WHAT IS REQUIRED: Locate every line in the records below that contains the word "творчества", and copy each one.
===== DATA PROVIDED
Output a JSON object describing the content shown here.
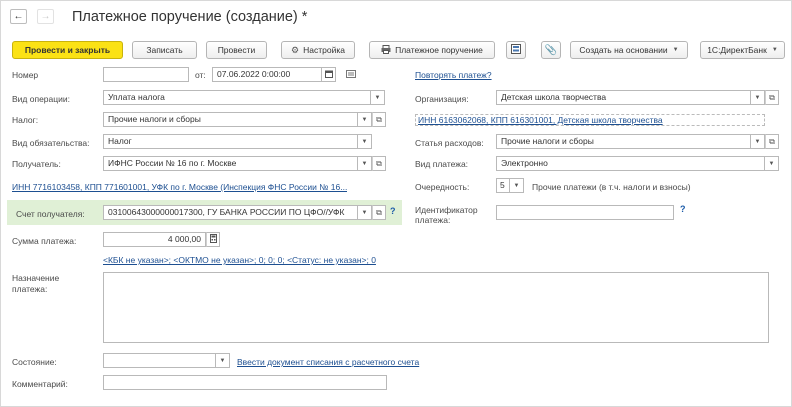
{
  "window": {
    "title": "Платежное поручение (создание) *"
  },
  "nav": {
    "back_glyph": "←",
    "forward_glyph": "→"
  },
  "toolbar": {
    "post_close": "Провести и закрыть",
    "save": "Записать",
    "post": "Провести",
    "settings": "Настройка",
    "payment_order": "Платежное поручение",
    "create_based_on": "Создать на основании",
    "direct_bank": "1С:ДиректБанк"
  },
  "form": {
    "number": {
      "label": "Номер",
      "value": ""
    },
    "date": {
      "label": "от:",
      "value": "07.06.2022  0:00:00"
    },
    "repeat_link": "Повторять платеж?",
    "operation": {
      "label": "Вид операции:",
      "value": "Уплата налога"
    },
    "organization": {
      "label": "Организация:",
      "value": "Детская школа творчества"
    },
    "tax": {
      "label": "Налог:",
      "value": "Прочие налоги и сборы"
    },
    "org_details_link": "ИНН 6163062068, КПП 616301001, Детская школа творчества",
    "obligation": {
      "label": "Вид обязательства:",
      "value": "Налог"
    },
    "expense_item": {
      "label": "Статья расходов:",
      "value": "Прочие налоги и сборы"
    },
    "recipient": {
      "label": "Получатель:",
      "value": "ИФНС России № 16 по г. Москве"
    },
    "payment_type": {
      "label": "Вид платежа:",
      "value": "Электронно"
    },
    "recipient_link": "ИНН 7716103458, КПП 771601001, УФК по г. Москве (Инспекция ФНС России № 16...",
    "priority": {
      "label": "Очередность:",
      "value": "5",
      "note": "Прочие платежи (в т.ч. налоги и взносы)"
    },
    "recipient_account": {
      "label": "Счет получателя:",
      "value": "03100643000000017300, ГУ БАНКА РОССИИ ПО ЦФО//УФК"
    },
    "payment_id": {
      "label_line1": "Идентификатор",
      "label_line2": "платежа:",
      "value": ""
    },
    "amount": {
      "label": "Сумма платежа:",
      "value": "4 000,00"
    },
    "kbk_link": "<КБК не указан>; <ОКТМО не указан>; 0; 0; 0; <Статус: не указан>; 0",
    "purpose": {
      "label_line1": "Назначение",
      "label_line2": "платежа:",
      "value": ""
    },
    "state": {
      "label": "Состояние:",
      "value": ""
    },
    "enter_document_link": "Ввести документ списания с расчетного счета",
    "comment": {
      "label": "Комментарий:",
      "value": ""
    },
    "help_glyph": "?"
  }
}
==========
SOLUTION TO THIS TASK:
      "value": "Детская школа творчества"
    "org_details_link": "ИНН 6163062068, КПП 616301001, Детская школа творчества",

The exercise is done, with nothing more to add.